[WHAT TO PRODUCE] Scan the material and copy every line in which "revenue" appears.

[RECORDED DATA]
--- --- ---

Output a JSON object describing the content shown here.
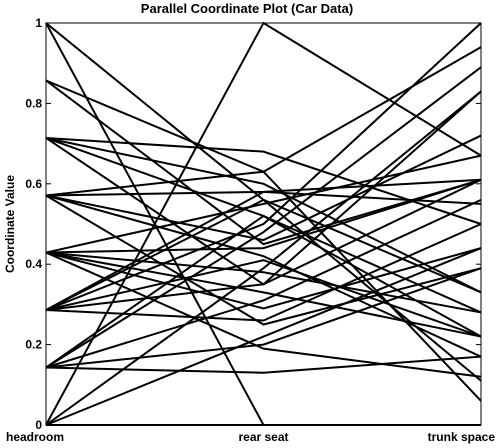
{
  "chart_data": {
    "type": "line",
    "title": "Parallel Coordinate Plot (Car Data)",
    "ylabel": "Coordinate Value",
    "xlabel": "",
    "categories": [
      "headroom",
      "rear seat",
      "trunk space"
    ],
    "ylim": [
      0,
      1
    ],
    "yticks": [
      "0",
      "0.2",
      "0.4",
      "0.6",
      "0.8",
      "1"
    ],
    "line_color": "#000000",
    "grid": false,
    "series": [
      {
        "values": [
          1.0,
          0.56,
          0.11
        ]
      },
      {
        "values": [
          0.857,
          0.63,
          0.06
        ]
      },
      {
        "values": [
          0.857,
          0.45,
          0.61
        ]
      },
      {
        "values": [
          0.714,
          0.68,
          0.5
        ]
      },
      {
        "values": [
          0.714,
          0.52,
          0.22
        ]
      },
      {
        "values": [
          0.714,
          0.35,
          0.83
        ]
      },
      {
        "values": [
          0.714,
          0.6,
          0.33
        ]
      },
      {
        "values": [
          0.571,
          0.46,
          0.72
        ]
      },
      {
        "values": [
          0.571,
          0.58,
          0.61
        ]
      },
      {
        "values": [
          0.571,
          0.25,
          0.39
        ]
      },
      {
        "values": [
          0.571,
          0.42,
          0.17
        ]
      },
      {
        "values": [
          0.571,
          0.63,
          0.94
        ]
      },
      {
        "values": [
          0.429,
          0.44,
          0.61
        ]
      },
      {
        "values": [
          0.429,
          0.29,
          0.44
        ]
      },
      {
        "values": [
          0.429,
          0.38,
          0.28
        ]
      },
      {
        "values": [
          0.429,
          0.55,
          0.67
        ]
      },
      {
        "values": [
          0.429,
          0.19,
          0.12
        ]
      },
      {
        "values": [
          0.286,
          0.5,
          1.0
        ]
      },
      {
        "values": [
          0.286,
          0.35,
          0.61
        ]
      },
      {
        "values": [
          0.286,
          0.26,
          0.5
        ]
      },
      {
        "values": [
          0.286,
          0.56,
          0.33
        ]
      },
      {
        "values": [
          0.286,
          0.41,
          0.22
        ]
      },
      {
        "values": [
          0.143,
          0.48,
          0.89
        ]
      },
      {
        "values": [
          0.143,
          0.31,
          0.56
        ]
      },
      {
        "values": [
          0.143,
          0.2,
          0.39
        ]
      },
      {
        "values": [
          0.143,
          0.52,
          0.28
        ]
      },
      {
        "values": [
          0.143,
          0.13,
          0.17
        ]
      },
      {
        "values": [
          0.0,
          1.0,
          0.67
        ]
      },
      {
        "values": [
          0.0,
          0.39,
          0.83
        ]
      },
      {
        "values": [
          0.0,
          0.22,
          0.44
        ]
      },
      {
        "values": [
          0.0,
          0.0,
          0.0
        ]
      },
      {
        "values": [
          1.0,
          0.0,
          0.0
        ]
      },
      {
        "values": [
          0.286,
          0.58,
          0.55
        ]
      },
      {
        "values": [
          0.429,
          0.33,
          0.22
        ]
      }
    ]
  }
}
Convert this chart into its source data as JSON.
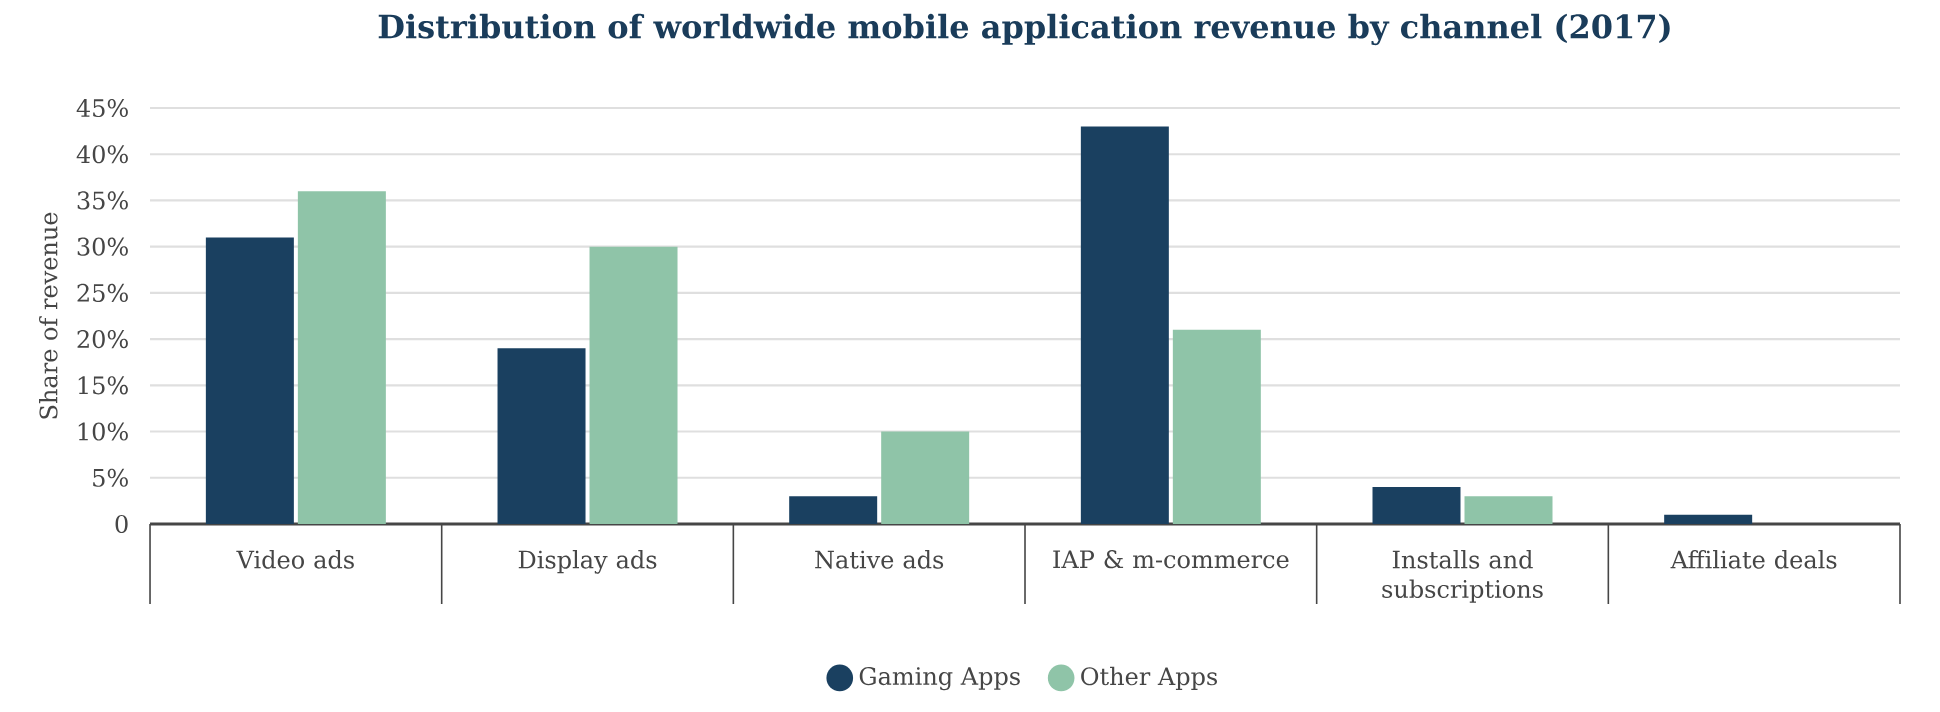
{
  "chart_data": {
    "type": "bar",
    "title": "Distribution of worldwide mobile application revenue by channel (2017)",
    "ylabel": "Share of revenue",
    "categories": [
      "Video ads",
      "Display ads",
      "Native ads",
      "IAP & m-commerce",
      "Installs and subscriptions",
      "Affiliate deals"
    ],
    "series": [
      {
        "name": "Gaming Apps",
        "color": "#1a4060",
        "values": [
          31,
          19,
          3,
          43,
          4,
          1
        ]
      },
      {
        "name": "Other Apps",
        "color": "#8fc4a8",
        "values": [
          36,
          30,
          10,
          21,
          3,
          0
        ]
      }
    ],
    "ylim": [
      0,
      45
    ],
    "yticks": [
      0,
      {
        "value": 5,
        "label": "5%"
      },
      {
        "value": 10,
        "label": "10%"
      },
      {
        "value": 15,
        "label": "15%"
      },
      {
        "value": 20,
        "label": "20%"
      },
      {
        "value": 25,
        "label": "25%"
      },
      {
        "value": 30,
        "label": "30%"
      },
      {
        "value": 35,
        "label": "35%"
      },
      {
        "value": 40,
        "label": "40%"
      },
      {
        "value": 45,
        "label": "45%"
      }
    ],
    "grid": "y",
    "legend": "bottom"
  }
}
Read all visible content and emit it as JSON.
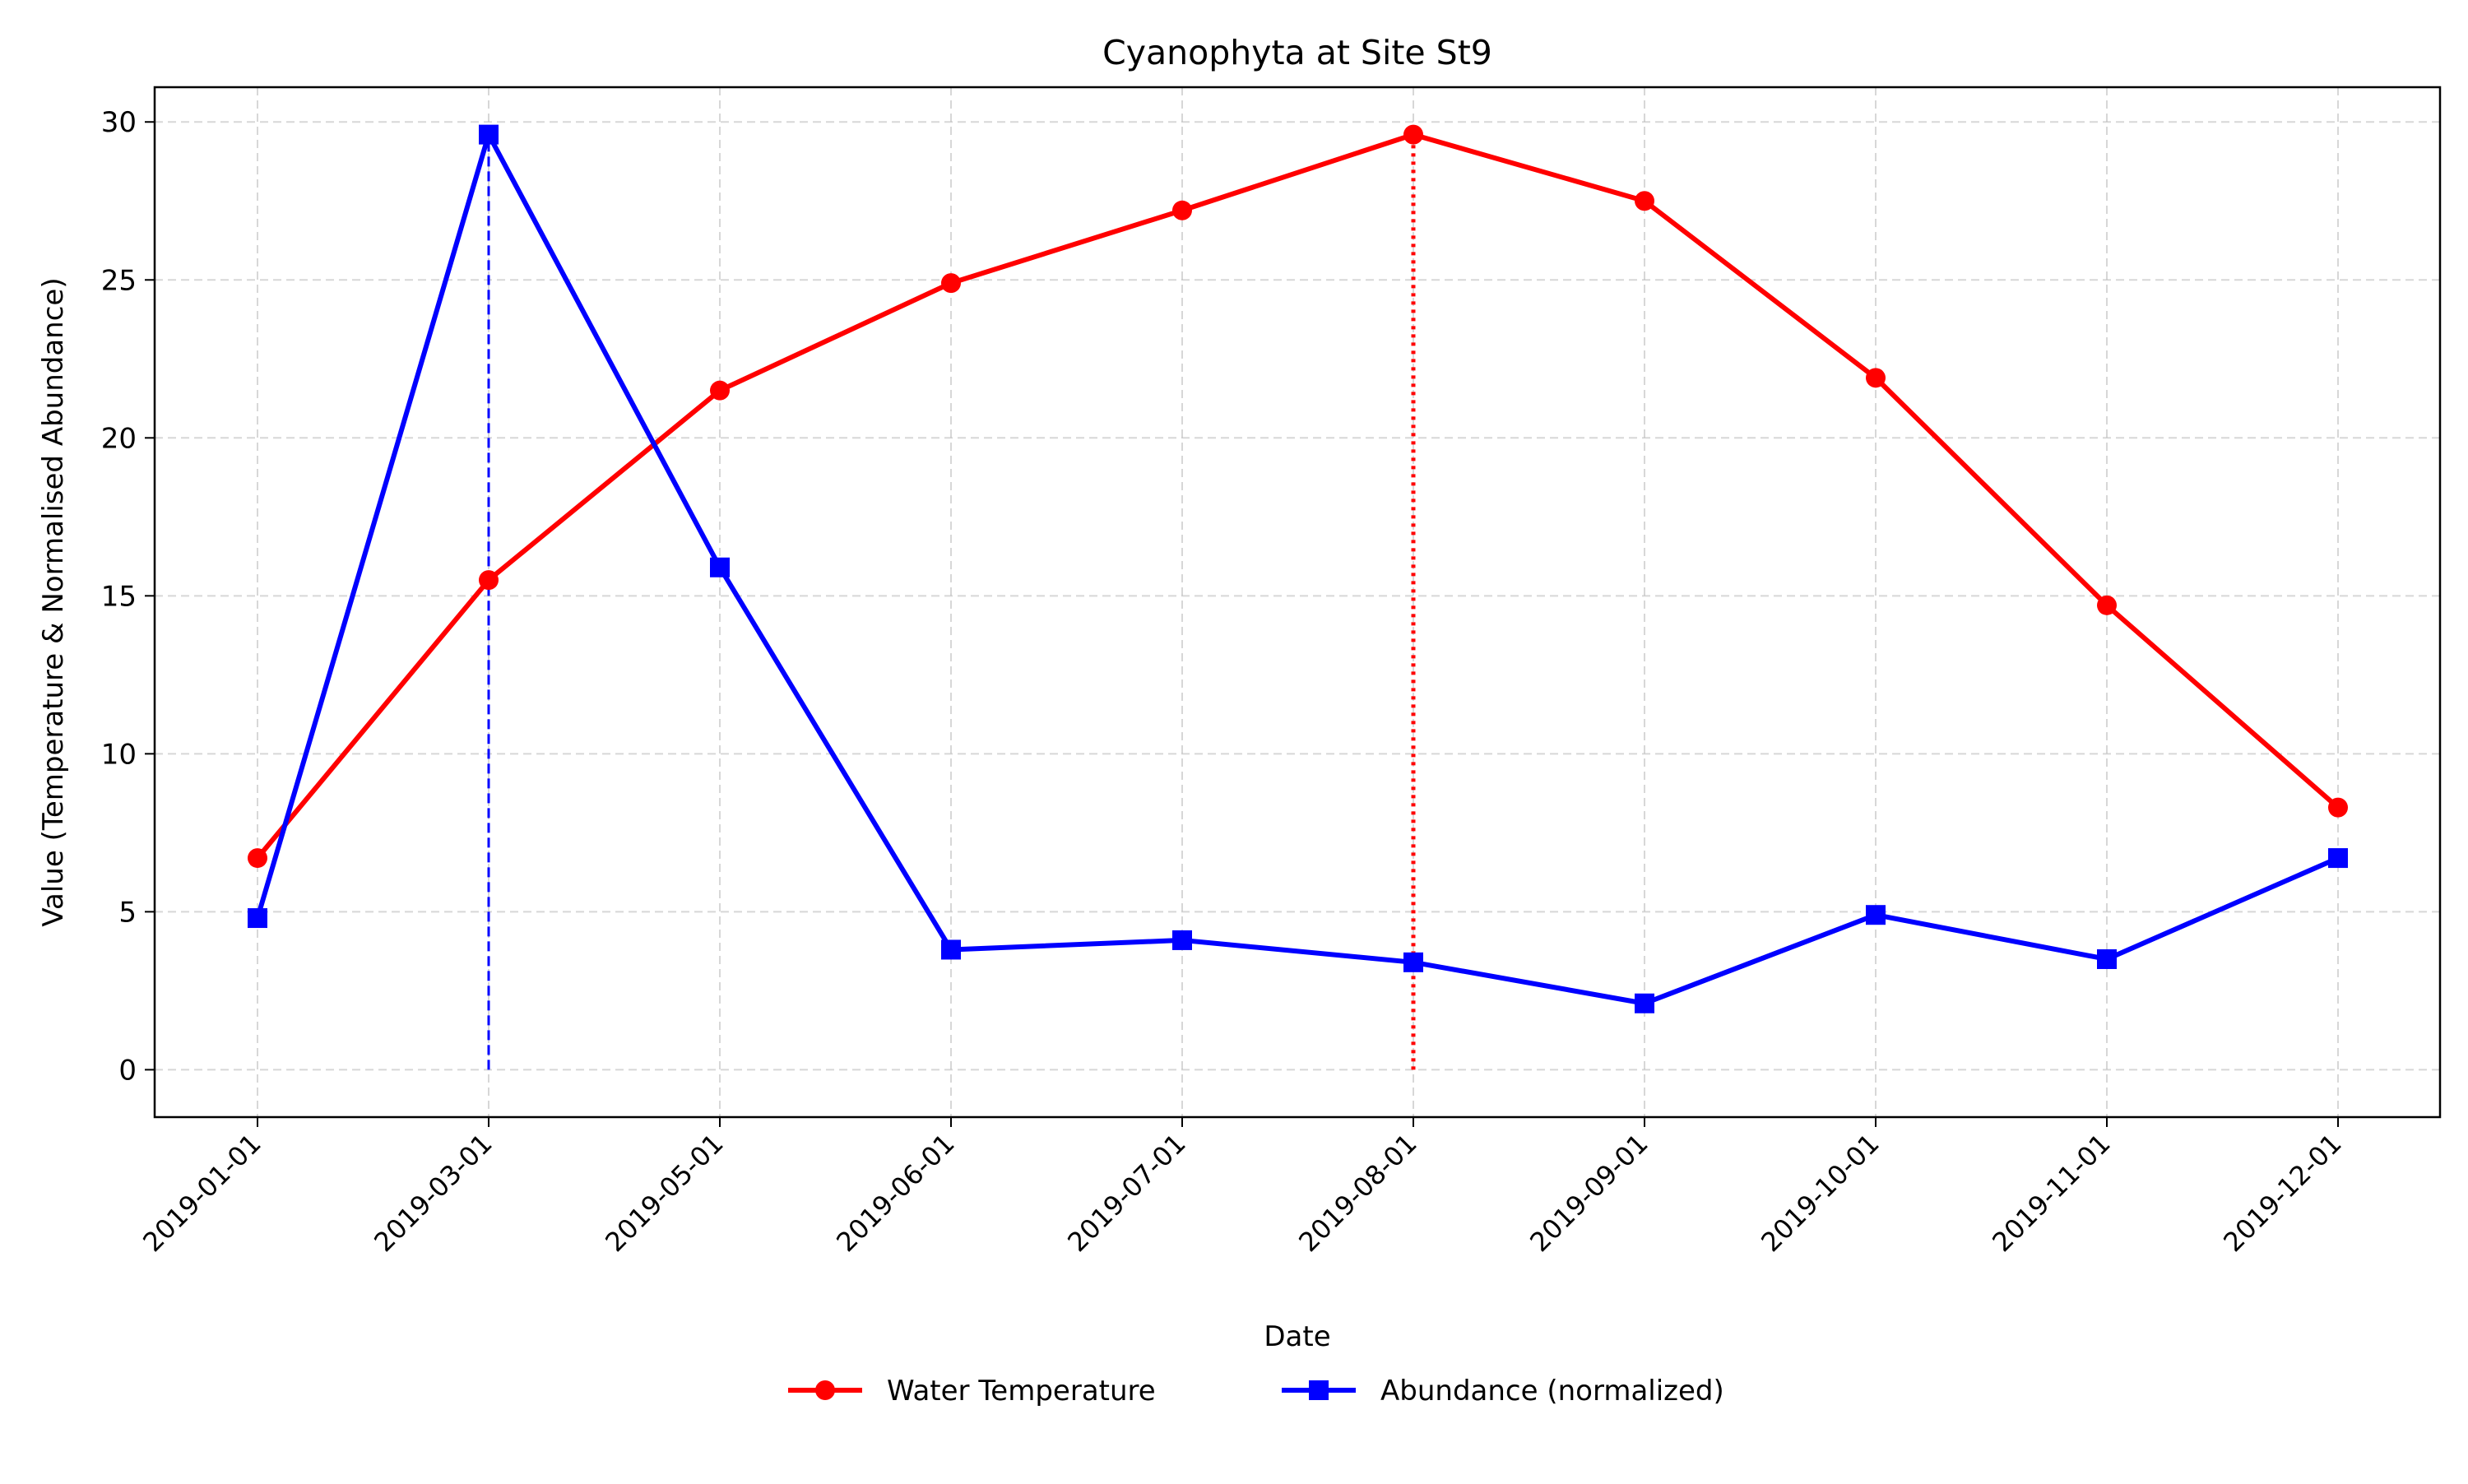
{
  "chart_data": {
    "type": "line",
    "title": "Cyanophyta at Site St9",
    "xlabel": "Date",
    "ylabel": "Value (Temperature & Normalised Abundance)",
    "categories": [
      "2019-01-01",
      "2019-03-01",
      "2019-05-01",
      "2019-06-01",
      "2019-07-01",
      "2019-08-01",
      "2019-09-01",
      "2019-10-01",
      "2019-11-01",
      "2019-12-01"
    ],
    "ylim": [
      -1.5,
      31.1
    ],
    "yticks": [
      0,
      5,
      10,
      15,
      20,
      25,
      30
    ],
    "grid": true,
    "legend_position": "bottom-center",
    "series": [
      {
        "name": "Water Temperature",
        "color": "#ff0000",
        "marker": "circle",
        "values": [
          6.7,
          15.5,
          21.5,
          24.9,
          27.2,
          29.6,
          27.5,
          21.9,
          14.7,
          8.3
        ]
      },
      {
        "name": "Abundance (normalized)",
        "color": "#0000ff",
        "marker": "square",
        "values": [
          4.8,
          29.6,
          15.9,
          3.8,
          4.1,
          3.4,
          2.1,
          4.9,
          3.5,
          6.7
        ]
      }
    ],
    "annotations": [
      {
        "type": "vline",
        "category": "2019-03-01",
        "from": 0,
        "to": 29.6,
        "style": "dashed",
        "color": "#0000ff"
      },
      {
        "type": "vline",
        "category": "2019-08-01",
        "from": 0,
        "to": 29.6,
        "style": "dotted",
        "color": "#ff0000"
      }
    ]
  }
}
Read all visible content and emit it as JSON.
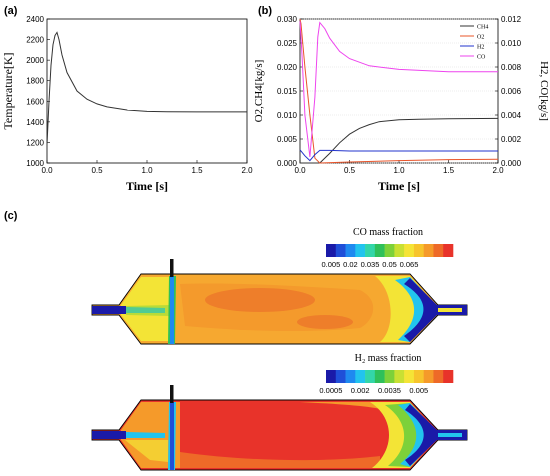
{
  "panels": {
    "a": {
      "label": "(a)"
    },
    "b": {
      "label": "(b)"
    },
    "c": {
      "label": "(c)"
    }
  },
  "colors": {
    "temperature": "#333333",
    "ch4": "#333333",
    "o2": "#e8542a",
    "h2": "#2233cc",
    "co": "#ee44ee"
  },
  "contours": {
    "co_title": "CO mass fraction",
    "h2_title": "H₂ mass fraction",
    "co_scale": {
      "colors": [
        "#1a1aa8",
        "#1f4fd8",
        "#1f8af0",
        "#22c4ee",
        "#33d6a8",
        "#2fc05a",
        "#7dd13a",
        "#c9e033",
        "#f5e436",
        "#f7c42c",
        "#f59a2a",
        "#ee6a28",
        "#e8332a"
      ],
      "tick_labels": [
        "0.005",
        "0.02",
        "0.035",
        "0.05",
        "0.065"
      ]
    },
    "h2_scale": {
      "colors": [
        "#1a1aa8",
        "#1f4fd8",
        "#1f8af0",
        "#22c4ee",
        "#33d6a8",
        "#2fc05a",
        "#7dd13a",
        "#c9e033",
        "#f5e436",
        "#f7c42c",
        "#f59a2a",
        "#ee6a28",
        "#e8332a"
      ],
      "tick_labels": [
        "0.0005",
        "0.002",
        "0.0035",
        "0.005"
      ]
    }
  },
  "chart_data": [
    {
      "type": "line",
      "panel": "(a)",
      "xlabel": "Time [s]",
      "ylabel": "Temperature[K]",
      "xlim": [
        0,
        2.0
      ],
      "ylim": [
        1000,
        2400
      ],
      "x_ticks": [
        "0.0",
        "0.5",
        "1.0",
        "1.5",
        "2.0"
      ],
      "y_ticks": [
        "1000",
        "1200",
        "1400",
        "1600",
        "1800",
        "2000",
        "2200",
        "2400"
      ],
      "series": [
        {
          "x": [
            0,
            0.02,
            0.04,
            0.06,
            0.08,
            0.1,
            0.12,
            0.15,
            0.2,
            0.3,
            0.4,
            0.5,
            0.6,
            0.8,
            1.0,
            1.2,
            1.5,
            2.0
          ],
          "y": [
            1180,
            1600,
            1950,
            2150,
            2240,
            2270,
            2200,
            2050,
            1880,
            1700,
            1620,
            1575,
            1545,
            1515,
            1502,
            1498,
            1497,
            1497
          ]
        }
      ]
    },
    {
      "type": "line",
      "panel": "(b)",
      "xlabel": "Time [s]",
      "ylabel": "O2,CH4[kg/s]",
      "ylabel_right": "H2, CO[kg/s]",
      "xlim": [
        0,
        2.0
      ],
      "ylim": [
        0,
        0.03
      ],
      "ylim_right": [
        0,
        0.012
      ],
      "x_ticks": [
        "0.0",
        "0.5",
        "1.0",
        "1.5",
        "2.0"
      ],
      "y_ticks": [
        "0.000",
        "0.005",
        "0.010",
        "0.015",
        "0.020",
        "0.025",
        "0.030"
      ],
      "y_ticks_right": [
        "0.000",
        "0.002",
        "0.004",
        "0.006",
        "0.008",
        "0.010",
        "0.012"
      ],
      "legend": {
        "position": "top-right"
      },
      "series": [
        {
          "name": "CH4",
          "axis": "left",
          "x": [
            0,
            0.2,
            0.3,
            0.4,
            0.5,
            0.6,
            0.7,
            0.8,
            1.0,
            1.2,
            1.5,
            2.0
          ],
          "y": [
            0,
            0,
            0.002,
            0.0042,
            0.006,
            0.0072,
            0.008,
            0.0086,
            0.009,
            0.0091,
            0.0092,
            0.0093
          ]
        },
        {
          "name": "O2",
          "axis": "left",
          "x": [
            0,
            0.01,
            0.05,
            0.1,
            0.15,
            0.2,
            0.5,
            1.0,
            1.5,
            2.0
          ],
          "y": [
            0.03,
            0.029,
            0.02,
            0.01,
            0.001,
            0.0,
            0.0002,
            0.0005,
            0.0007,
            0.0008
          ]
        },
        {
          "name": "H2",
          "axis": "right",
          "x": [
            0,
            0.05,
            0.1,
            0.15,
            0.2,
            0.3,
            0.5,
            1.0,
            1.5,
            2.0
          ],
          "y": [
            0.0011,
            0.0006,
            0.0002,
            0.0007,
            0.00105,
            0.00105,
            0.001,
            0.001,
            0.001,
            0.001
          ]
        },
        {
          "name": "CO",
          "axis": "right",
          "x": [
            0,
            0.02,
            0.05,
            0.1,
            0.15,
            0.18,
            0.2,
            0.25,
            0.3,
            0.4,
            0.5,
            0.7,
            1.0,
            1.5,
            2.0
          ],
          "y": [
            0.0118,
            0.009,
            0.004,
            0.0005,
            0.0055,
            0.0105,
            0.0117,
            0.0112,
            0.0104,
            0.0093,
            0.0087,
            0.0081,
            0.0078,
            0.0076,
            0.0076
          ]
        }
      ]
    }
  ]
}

--- --- ---

[EXPECTED ANSWER]
    "title": "Distribution of worldwide mobile application revenue by channel (2017)",
    "ylabel": "Share of revenue",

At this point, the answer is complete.